:: RECORD EXTRACTS

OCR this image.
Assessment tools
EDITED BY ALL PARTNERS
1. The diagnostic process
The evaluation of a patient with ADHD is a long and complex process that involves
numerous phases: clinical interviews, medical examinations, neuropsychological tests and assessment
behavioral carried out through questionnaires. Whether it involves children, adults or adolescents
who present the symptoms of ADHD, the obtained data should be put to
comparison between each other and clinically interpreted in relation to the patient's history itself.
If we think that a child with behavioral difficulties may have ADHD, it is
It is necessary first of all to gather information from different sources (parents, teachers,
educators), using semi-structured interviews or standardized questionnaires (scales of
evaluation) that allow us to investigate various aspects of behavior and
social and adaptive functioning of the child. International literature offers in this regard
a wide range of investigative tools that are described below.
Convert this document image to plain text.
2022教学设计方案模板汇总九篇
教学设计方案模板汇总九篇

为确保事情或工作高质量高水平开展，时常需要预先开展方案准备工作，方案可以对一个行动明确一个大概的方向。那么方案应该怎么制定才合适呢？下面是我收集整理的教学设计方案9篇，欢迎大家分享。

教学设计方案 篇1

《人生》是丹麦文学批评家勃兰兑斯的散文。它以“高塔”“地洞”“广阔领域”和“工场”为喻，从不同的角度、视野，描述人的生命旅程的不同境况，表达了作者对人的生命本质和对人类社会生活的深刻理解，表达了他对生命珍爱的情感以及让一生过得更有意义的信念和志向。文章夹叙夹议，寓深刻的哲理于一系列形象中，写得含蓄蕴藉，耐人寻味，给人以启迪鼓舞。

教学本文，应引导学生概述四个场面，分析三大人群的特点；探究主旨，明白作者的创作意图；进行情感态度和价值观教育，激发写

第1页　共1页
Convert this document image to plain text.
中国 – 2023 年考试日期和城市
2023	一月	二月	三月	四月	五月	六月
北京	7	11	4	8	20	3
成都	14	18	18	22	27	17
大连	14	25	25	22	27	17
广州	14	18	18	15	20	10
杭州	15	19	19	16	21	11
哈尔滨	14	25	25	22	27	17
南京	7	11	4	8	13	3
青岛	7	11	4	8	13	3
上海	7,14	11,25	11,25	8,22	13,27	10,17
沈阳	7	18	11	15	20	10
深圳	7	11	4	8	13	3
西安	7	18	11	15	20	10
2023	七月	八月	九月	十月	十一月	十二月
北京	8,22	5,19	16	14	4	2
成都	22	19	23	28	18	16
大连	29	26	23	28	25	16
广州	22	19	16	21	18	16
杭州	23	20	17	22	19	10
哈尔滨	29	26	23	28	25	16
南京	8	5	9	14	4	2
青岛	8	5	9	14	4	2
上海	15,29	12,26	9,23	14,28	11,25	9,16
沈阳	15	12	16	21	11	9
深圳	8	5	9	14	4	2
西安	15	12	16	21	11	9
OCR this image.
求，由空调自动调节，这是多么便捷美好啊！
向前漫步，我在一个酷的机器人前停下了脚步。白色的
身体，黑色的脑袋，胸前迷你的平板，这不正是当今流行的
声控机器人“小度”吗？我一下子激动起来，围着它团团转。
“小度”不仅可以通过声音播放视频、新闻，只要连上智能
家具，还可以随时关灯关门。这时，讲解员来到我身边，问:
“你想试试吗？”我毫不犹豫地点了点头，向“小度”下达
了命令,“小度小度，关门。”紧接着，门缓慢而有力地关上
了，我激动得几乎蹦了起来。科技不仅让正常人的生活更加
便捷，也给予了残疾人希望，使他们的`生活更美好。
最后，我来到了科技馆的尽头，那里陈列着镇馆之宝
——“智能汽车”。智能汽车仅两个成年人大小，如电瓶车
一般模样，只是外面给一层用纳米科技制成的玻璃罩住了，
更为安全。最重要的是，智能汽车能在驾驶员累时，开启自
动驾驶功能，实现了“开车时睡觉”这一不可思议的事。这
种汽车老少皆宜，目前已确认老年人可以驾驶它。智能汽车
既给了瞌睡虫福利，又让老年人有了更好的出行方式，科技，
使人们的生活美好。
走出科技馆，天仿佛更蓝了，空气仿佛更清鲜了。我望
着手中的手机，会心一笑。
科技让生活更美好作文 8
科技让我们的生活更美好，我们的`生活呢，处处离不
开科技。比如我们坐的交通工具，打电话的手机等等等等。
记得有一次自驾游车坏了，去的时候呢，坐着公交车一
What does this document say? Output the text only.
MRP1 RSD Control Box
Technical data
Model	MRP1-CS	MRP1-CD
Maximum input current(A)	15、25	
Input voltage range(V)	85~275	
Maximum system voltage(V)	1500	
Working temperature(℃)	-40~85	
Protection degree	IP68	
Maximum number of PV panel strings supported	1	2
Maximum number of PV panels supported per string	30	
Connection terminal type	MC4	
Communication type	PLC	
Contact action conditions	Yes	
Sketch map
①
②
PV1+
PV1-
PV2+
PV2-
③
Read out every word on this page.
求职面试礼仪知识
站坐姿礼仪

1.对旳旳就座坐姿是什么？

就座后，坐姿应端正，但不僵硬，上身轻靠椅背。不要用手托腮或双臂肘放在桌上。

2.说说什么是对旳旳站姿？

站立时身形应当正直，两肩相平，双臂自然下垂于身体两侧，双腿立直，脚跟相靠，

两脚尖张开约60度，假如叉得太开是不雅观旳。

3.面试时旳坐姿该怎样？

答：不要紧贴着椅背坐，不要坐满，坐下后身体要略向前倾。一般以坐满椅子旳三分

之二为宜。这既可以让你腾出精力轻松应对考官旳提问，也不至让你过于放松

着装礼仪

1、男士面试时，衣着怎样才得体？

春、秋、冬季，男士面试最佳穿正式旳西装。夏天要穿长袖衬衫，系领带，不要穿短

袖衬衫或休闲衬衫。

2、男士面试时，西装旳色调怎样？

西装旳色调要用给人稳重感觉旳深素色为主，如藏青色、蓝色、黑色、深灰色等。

::::

EXERCISE DESCRIPTION: Scan the material above. Copy each line that holds the word "number".

EXERCISE RESPONSE:
Maximum number of PV panel strings supported	1	2
Maximum number of PV panels supported per string	30	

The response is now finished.